--- 文本节选 ---
________________________

根据使用的是脚本化还是未脚本化评估，可以获取不同的发音评估结果。脚本化评估适用于阅读语言学习场景。非脚本化评估适用于口语学习场景。

注意

有关脚本化评估与非脚本化评估之间的定价差异，请参阅定价。

脚本化评估结果

下表列出了脚本化评估或阅读场景的一些关键发音评估结果。

参数	说明	粒度
`AccuracyScore`	语音的发音准确度。准确度表示音素与母语人士发音的接近程度。音节、单词和全文准确度分数由音素级别的准确度分数聚合而来，并且根据评估目标进行了优化。	音素水平，音节水平（仅限 zh-CN），词汇水平，全文水平
`FluencyScore`	给定语音的流畅度。流畅度表示语音与母语人士在单词之间使用无声停顿的接近程度。	全文水平
`CompletenessScore`	语音的完整性，按发音单词与输入引用文本的比例进行计算。	全文水平
`ProsodyScore`	给定语音的韵律。韵律表示给定的语音有多么自然，包括重音、语调、语速和节奏。	全文水平
`PronScore`	总分，表示给定语音的发音质量。 `PronScore` 按权重从 `AccuracyScore`、`FluencyScore` 和 `CompletenessScore` 聚合而成。	全文水平
`ErrorType`	此值表示与引用文本相比的错误类型。选项包括单词是否被省略、插入或不正确地插入断句。它还表示缺少标点。它还指示单词的发音是否糟糕，或者话语中单调上升、下降或平淡。可能的值为 `None`（表示此词没有错误）、`Omission`、`Insertion`、`Mispronunciation`、`UnexpectedBreak`、`MissingBreak`和`Monotone`。当单词的发音 `AccuracyScore` 低于 60 时，错误类型可能是 `Mispronunciation`。	词汇水平

未脚本化评估结果

下表列出了非脚本化评估或口语场景的一些关键发音评估结果。

VocabularyScore、GrammarScore 和 TopicScore 参数汇总到合并的内容评估中。

注意

内容和韵律评估仅在 en-US 区域设置中提供。

响应参数	说明	粒度
`AccuracyScore`	语音的发音准确度。准确度表示音素与母语人士发音的接近程度。音节、单词和全文准确性分数由音素级别的准确度分数聚合而来，并根据评估目标进行调整。	音素水平，音节水平（仅限 zh-CN），词汇水平，全文水平
`FluencyScore`	给定语音的流畅度。流畅度表示语音与母语人士在单词之间使用无声停顿的接近程度。	全文水平
`ProsodyScore`	给定语音的韵律。韵律表示给定的语音有多么自然，包括重音、语调、语速和节奏。	全文水平
`VocabularyScore`	词汇用法的熟练程度。它评估演讲者对单词的有效使用及其在给定上下文中准确表达想法的适当性，以及词汇复杂性水平。	全文水平
`GrammarScore`	使用语法和各种句子模式的正确性。语法错误由词汇准确性、语法准确性和句子结构的多样性共同提升。	全文水平
`TopicScore`	对主题的理解和参与程度，这提供了对演讲者有效表达思想和想法的能力以及参与主题的能力的见解。	全文水平
`PronScore`	总分，表示给定语音的发音质量。此值按权重从 `AccuracyScore`、`FluencyScore` 和 `CompletenessScore` 聚合而成。	全文水平
`ErrorType`	单词发音错误、断句插入不正确或缺少标点。它还指示发音是语句中单调上升、下降或平淡。可能的值为 `None`（表示此词没有错误）、`Mispronunciation`、`UnexpectedBreak`、`MissingBreak`和`Monotone`。	词汇水平

下表更详细地描述了韵律评估结果：

字段	说明
`ProsodyScore`	整个话语的韵律分数。

________________________

--- 已知信息 ---
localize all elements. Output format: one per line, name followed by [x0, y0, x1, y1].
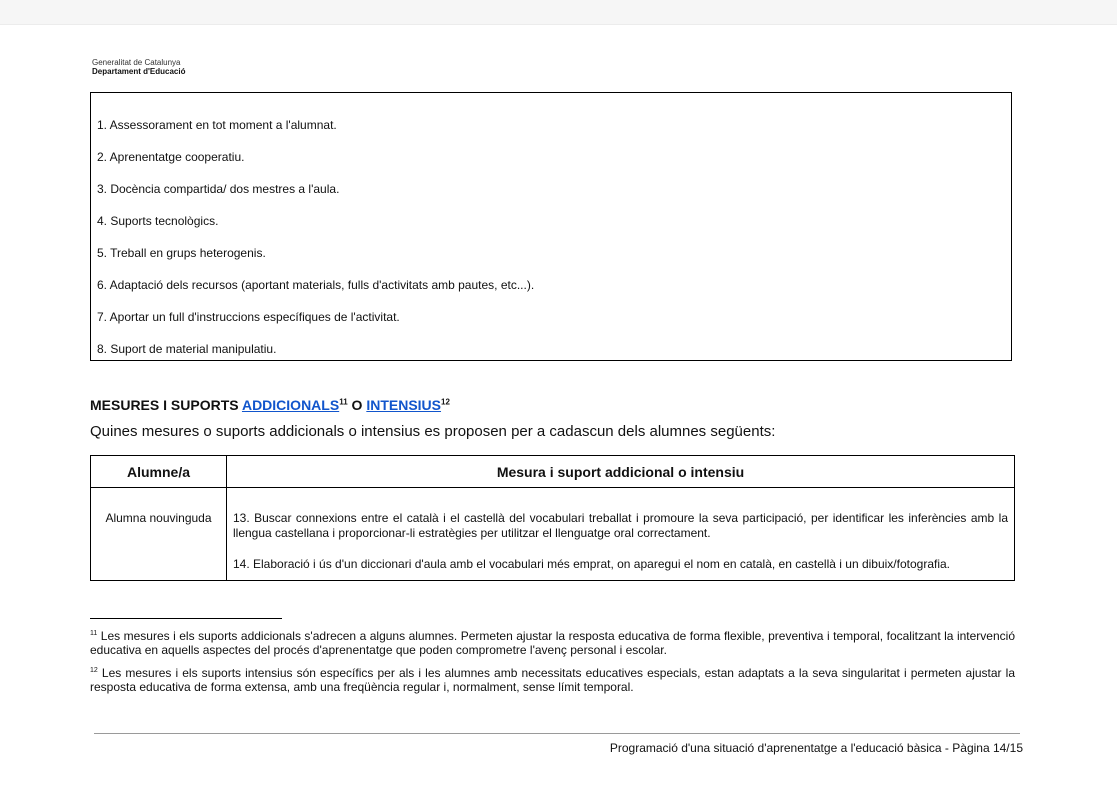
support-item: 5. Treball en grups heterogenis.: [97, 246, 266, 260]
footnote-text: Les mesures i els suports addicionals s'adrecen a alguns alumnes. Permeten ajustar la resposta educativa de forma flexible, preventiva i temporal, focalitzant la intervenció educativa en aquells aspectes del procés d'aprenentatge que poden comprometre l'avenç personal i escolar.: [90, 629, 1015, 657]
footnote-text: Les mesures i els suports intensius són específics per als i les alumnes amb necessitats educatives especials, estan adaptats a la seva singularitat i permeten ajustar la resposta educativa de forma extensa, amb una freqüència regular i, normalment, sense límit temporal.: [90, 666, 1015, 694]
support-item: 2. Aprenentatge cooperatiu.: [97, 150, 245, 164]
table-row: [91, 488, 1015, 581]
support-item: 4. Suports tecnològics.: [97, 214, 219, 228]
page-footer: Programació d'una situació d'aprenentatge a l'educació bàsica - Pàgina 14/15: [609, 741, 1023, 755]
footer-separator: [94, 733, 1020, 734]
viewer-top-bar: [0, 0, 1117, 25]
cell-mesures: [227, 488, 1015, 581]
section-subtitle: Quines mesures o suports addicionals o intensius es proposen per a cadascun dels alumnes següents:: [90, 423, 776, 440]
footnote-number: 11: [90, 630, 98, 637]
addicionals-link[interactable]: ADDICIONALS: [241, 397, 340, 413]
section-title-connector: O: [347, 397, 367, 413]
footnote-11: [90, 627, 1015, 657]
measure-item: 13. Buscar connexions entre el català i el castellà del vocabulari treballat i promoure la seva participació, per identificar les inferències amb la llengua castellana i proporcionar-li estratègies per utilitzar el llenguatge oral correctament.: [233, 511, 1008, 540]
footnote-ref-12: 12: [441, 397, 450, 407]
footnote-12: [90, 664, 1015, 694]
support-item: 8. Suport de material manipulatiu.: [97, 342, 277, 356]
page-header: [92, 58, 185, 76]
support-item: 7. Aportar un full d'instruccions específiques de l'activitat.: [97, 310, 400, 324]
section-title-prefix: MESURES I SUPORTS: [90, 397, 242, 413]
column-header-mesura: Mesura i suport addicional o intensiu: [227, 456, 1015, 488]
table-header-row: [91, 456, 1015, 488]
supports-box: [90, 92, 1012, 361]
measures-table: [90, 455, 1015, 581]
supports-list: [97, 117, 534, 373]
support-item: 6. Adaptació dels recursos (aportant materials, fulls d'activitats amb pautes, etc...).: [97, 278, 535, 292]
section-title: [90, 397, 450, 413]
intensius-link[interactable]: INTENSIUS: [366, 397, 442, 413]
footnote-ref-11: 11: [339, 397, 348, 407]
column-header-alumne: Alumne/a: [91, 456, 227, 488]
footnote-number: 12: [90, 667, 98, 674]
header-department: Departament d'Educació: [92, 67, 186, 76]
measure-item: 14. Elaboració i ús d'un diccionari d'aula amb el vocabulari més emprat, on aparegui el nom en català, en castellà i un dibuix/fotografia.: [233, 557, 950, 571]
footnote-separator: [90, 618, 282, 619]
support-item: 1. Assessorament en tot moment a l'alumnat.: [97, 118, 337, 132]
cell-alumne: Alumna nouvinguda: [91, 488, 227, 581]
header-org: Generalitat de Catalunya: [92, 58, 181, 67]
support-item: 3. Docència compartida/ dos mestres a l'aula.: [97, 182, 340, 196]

________________________

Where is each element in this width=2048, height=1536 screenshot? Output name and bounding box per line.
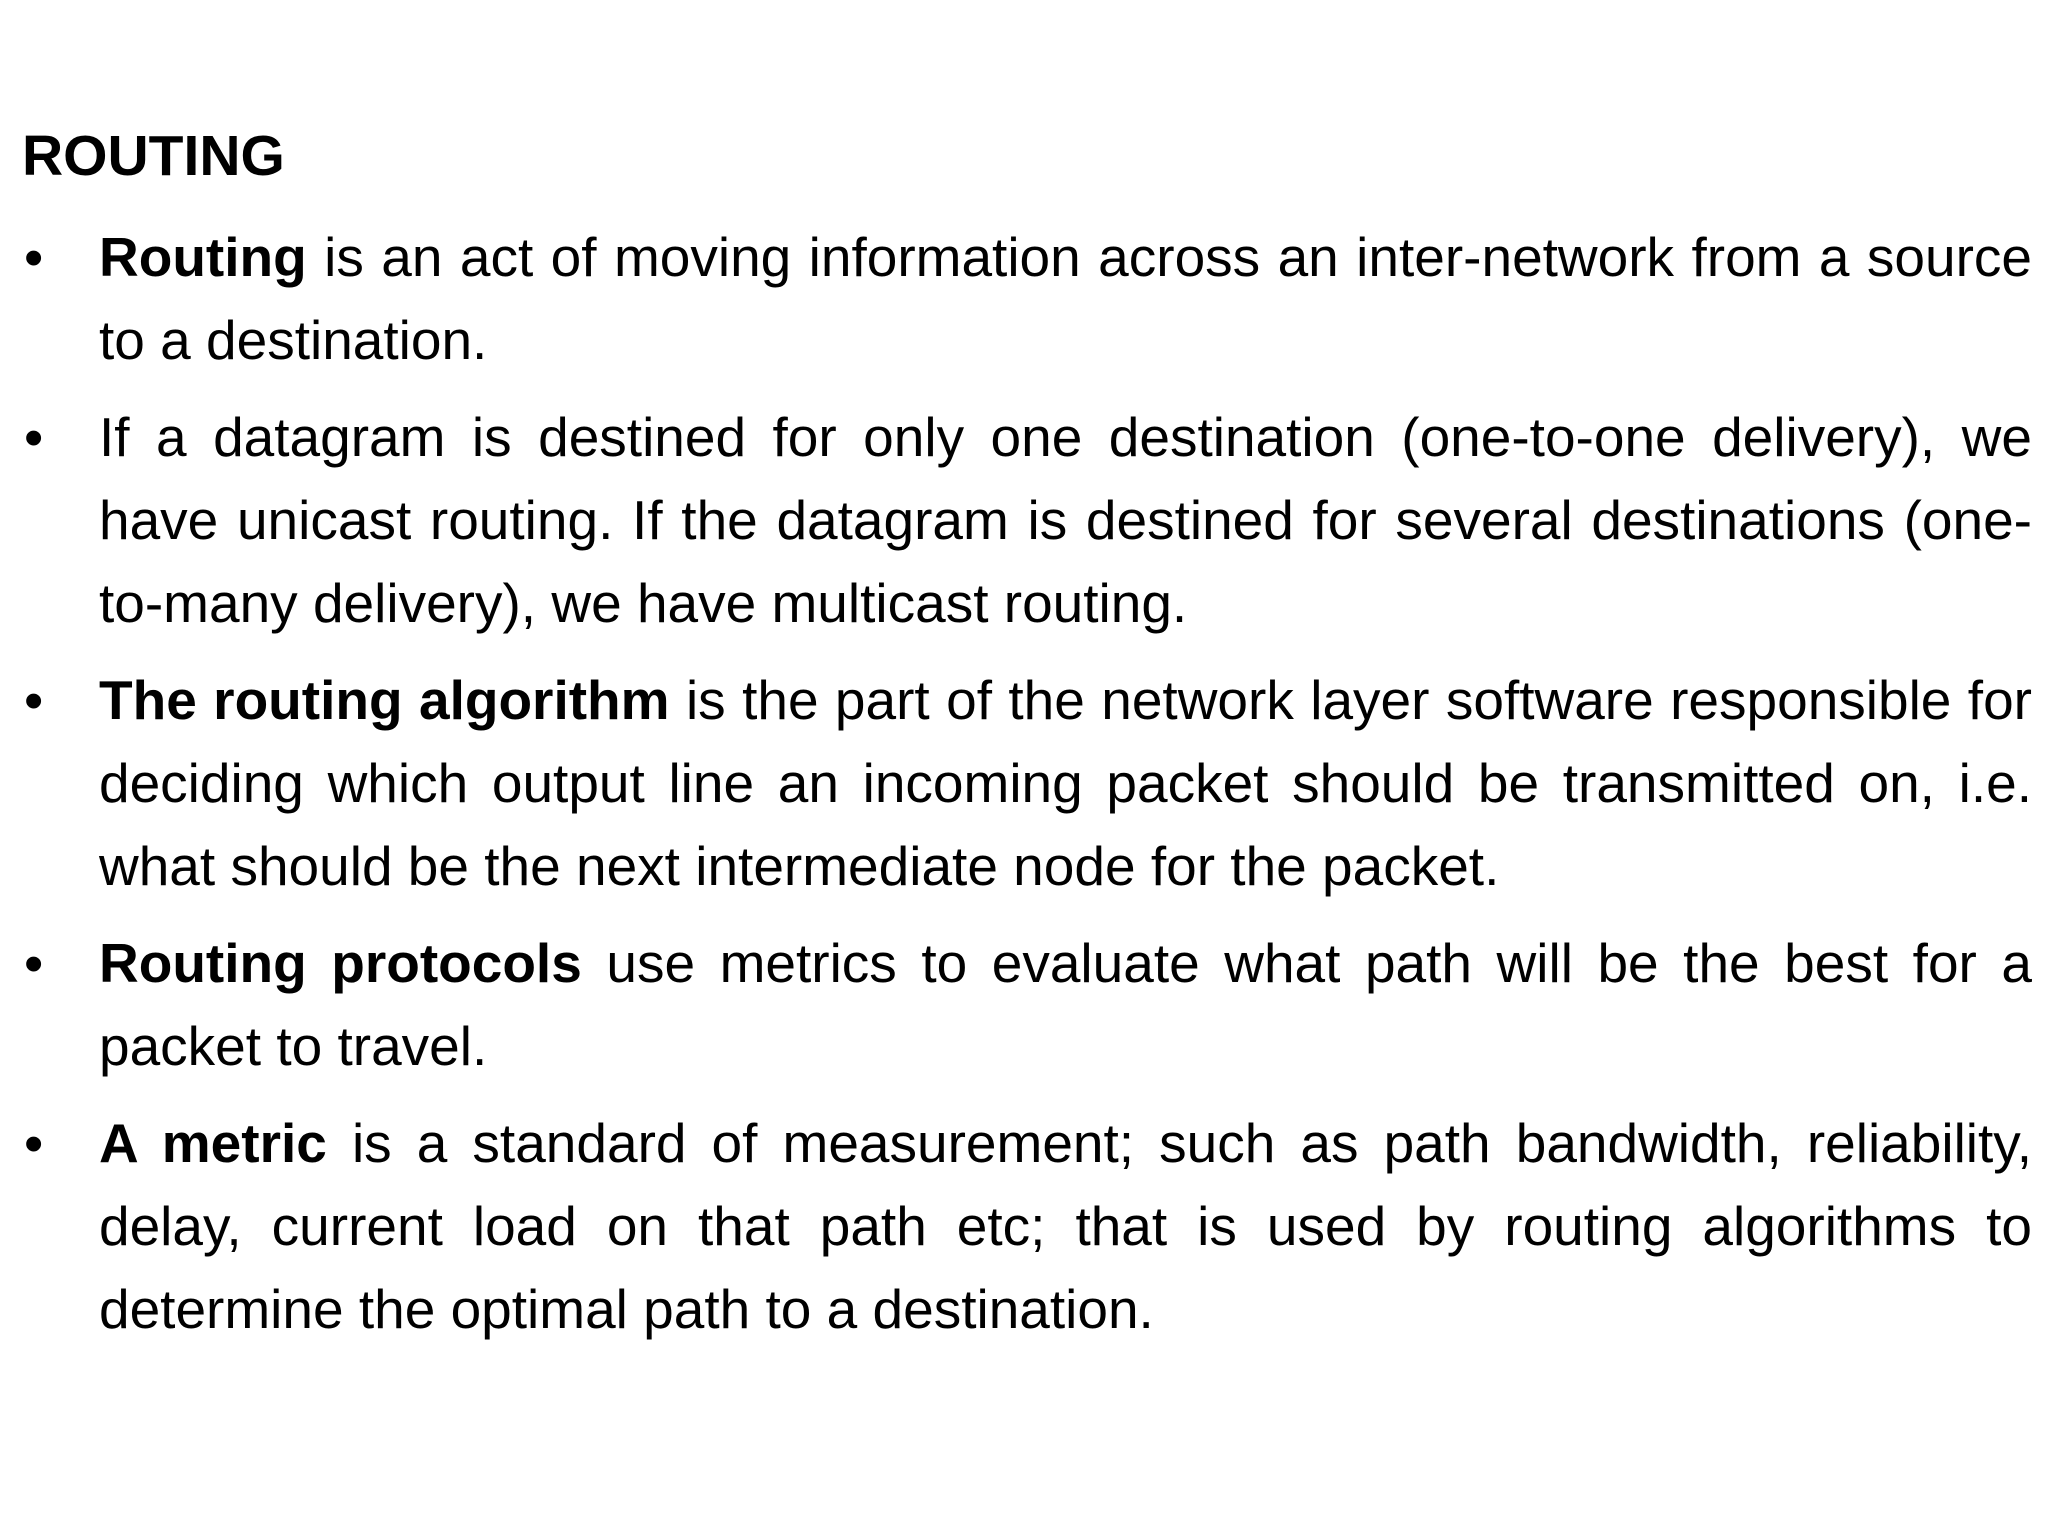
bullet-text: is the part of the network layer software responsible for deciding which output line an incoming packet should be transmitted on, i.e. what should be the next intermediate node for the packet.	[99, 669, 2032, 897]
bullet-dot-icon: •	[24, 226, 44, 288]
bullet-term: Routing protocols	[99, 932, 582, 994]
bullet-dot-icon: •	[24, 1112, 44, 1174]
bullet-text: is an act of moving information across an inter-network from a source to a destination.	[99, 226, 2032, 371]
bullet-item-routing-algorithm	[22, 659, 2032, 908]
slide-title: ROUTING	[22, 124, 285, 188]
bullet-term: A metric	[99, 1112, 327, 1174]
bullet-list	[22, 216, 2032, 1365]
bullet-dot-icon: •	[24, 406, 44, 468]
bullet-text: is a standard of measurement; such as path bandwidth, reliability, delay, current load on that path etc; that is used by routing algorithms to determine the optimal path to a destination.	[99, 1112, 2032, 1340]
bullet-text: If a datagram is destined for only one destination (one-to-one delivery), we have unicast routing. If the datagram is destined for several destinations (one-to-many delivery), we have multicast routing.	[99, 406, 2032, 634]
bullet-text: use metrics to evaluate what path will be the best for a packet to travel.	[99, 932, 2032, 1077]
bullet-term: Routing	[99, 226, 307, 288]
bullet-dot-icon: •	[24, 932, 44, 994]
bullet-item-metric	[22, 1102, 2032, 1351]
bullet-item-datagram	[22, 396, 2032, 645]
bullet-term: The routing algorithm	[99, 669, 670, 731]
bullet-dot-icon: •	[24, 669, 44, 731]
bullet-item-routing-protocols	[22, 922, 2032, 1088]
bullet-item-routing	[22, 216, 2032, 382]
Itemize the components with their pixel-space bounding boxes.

________________________

--- 简短问题 1 ---
根据关于发音评估的文本回答：
(a) 脚本化评估适用于哪种学习场景？
(b) 内容和韵律评估仅在哪个区域设置中提供？
(c) 在脚本化评估中，单词的发音 `AccuracyScore` 低于多少时，错误类型可能是 `Mispronunciation`？
--- 简短问题 2 ---
接着关于发音评估的文本最后一行往下续写。

--- 预期输出 1 ---
(a) 阅读语言学习场景。
(b) en-US。
(c) 60。

--- 预期输出 2 ---
`Feedback`	有关词汇水平的反馈，包括`Break`和`Intonation`。
`Break`
`ErrorTypes`	与断句相关的错误类型，包括`UnexpectedBreak`和`MissingBreak`。在当前版本中，不提供断句错误类型。需要在 `UnexpectedBreak - Confidence` 和 `MissingBreak - confidence` 字段上设置阈值，以确定单词之前是否存在意外断句或缺少断句。
`UnexpectedBreak`	指示单词前面出现意外断句。
`MissingBreak`	指示单词前面缺少断句。
`Thresholds`	两个置信度分数的建议阈值为 0.75。这意味着，如果 `UnexpectedBreak - Confidence` 的值大于 0.75，则会出现意外断句。如果 `MissingBreak - confidence` 的值大于 0.75，则缺少断句。如果希望对这两个断句具有可变的检测灵敏度，可以为 `UnexpectedBreak - Confidence` 和 `MissingBreak - Confidence` 字段分配不同的阈值。
`Intonation`	指示语音中的语调。
`ErrorTypes`	与语调相关的错误类型，目前仅支持单调。如果`Monotone`存在于字段 `ErrorTypes` 中，话语检测为单调。在整个话语中检测到单调，但标记会分配给所有单词。同一话语中的所有单词共享相同的单调检测信息。
`Monotone`	指示单调语音。
`Thresholds (Monotone Confidence)`	`Monotone - SyllablePitchDeltaConfidence` 字段保留用于用户自定义单调检测。如果对提供的单调决策不满意，可以调整这些字段的阈值以根据偏好自定义检测。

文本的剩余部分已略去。